[YOUR TASK] From the line with "What text is on this page?" down to the final line of the material below, quote every line exactly and leave out all lines before it.

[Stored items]
· · · · · · ·
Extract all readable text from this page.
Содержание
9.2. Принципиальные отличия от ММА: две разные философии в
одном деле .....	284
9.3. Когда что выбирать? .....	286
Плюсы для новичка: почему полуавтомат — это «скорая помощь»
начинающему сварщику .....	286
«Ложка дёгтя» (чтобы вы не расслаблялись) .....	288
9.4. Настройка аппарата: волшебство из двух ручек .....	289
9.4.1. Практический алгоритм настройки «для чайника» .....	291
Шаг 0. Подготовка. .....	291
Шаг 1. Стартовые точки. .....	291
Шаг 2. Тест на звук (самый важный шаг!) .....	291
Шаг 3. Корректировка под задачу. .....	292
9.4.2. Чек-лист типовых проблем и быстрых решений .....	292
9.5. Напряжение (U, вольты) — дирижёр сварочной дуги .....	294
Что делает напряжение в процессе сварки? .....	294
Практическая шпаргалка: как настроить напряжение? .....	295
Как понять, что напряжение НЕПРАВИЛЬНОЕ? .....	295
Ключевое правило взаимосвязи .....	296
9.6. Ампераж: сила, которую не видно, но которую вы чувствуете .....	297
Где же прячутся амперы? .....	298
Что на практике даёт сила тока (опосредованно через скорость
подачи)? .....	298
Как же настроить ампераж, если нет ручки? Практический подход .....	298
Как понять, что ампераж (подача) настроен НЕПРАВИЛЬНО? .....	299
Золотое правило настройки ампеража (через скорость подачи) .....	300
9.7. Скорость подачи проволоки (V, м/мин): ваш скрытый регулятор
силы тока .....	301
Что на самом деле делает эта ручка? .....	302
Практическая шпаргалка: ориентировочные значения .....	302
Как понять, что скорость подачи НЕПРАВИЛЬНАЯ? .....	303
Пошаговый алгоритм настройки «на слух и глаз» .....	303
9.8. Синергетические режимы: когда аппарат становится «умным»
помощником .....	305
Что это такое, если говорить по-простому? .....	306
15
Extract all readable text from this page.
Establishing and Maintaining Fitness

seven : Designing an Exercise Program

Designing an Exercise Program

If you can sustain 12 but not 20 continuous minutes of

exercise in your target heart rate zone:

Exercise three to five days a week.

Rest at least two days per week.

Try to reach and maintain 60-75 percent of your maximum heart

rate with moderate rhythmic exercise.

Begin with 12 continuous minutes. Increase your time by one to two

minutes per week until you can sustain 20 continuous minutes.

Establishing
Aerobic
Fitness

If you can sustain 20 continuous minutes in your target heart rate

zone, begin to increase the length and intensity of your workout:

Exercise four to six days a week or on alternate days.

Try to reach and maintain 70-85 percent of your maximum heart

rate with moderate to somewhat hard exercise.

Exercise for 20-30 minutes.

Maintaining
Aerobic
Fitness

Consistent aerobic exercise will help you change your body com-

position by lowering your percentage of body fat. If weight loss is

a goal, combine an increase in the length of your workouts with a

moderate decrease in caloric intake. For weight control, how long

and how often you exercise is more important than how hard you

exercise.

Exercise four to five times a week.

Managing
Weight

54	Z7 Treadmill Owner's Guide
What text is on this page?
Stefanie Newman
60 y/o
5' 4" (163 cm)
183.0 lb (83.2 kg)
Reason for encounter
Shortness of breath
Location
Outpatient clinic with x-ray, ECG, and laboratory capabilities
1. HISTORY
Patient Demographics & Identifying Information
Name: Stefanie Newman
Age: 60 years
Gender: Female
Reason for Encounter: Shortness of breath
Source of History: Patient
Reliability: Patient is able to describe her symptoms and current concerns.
· · · · · · ·
[RESULT OF THIS EXERCISE]
What text is on this page?
Stefanie Newman
60 y/o
5' 4" (163 cm)
183.0 lb (83.2 kg)
Reason for encounter
Shortness of breath
Location
Outpatient clinic with x-ray, ECG, and laboratory capabilities
1. HISTORY
Patient Demographics & Identifying Information
Name: Stefanie Newman
Age: 60 years
Gender: Female
Reason for Encounter: Shortness of breath
Source of History: Patient
Reliability: Patient is able to describe her symptoms and current concerns.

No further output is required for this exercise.